[Stored data entries]
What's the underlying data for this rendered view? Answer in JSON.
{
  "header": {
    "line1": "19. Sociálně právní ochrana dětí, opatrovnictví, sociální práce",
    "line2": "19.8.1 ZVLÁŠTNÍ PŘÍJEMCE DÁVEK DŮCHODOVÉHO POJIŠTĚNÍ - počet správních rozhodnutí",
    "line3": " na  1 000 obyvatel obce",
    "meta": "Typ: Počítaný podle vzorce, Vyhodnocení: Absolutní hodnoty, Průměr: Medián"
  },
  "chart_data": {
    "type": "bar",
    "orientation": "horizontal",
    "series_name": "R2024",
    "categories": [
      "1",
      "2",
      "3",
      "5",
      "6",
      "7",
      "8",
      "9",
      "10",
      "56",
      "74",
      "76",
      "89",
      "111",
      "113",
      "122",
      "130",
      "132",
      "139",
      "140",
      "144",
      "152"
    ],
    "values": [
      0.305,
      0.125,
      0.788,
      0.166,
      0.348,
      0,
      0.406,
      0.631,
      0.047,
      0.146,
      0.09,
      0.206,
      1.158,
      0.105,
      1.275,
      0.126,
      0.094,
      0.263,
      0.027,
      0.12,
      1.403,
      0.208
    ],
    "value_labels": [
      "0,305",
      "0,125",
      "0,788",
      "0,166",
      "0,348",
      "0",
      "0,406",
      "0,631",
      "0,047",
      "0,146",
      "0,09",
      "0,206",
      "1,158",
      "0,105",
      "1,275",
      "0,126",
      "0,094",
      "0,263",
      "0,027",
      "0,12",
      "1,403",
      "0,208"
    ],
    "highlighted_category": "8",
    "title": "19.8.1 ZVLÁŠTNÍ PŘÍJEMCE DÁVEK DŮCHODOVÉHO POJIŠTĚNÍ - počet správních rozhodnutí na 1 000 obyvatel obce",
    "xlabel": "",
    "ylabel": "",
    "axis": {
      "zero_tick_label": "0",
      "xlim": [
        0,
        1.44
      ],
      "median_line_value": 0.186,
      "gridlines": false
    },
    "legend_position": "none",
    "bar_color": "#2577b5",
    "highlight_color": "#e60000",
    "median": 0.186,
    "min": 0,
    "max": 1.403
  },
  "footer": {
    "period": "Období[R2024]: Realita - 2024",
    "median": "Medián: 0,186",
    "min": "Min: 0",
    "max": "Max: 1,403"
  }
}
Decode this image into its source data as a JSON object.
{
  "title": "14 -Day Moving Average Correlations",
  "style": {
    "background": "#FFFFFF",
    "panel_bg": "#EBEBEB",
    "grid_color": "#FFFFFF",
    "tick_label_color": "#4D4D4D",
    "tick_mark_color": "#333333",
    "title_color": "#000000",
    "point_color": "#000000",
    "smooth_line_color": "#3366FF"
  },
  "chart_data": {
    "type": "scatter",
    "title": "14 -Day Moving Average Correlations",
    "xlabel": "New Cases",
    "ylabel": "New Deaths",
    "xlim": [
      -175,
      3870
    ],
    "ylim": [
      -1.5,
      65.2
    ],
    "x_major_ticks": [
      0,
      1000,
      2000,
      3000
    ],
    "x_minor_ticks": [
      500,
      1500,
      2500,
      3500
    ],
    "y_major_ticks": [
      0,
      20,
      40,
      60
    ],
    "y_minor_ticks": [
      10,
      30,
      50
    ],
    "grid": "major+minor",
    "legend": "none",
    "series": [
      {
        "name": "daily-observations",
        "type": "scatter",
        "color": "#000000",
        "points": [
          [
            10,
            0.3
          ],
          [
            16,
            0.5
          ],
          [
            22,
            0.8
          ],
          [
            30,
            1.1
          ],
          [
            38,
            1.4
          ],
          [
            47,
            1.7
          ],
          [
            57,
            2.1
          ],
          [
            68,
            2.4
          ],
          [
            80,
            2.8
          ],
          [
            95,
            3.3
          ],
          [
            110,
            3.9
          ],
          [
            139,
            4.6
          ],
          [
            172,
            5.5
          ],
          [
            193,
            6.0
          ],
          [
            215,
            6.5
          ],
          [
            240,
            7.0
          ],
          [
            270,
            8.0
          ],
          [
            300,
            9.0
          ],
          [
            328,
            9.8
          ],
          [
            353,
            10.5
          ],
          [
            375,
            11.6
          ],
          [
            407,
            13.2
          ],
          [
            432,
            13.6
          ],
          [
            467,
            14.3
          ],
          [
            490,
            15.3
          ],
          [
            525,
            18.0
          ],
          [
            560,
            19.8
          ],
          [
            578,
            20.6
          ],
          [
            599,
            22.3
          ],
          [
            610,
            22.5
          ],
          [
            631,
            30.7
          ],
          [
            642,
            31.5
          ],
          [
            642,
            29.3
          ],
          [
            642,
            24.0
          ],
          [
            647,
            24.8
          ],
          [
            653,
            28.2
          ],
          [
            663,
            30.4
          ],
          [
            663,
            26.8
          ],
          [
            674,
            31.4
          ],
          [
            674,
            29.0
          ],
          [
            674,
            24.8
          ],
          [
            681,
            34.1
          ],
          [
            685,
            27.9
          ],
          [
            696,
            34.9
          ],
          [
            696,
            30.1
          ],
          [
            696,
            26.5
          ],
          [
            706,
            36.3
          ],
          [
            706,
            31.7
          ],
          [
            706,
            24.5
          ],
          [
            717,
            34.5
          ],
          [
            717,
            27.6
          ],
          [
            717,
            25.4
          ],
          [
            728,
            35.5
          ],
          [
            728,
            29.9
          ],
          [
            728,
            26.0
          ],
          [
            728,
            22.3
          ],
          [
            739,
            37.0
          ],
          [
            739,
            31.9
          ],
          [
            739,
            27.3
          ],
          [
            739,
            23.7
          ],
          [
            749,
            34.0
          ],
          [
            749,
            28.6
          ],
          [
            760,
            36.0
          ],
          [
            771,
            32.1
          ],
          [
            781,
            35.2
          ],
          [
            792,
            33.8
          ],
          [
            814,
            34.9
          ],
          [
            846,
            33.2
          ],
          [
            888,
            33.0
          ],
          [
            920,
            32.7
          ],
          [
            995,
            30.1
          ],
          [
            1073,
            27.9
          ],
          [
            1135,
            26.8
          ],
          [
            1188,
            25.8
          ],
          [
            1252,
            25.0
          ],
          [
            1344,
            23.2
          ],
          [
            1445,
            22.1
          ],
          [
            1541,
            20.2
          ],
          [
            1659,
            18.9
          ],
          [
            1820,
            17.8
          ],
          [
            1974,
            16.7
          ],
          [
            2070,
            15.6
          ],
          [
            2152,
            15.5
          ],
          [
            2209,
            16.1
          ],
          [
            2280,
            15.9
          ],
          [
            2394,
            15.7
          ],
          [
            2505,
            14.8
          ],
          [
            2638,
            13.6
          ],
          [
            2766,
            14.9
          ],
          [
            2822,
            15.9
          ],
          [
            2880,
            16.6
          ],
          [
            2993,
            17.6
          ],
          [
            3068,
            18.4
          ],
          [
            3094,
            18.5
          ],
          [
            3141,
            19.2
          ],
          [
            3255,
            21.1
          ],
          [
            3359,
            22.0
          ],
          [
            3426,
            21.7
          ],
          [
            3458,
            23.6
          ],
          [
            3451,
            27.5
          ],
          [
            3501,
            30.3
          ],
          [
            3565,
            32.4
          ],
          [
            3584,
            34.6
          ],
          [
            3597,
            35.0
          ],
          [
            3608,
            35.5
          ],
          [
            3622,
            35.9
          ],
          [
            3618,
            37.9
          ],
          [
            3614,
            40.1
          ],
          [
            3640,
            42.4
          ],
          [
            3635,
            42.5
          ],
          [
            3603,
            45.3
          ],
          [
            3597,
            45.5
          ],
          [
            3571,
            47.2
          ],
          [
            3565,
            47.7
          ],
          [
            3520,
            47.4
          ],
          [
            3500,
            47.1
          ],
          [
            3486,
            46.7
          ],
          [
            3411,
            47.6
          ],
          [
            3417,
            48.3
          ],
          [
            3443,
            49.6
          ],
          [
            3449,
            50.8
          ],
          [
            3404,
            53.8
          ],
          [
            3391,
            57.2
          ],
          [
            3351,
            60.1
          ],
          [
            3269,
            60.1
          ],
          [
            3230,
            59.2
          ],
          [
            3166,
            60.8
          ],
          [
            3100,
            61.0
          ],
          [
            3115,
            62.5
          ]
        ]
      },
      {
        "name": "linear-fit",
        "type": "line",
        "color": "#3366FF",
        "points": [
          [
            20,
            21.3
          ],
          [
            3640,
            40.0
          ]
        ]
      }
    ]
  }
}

(Task prompt)
The answer is a single number, the count of lines in the records that contain the string "Moving".

(Final result)
2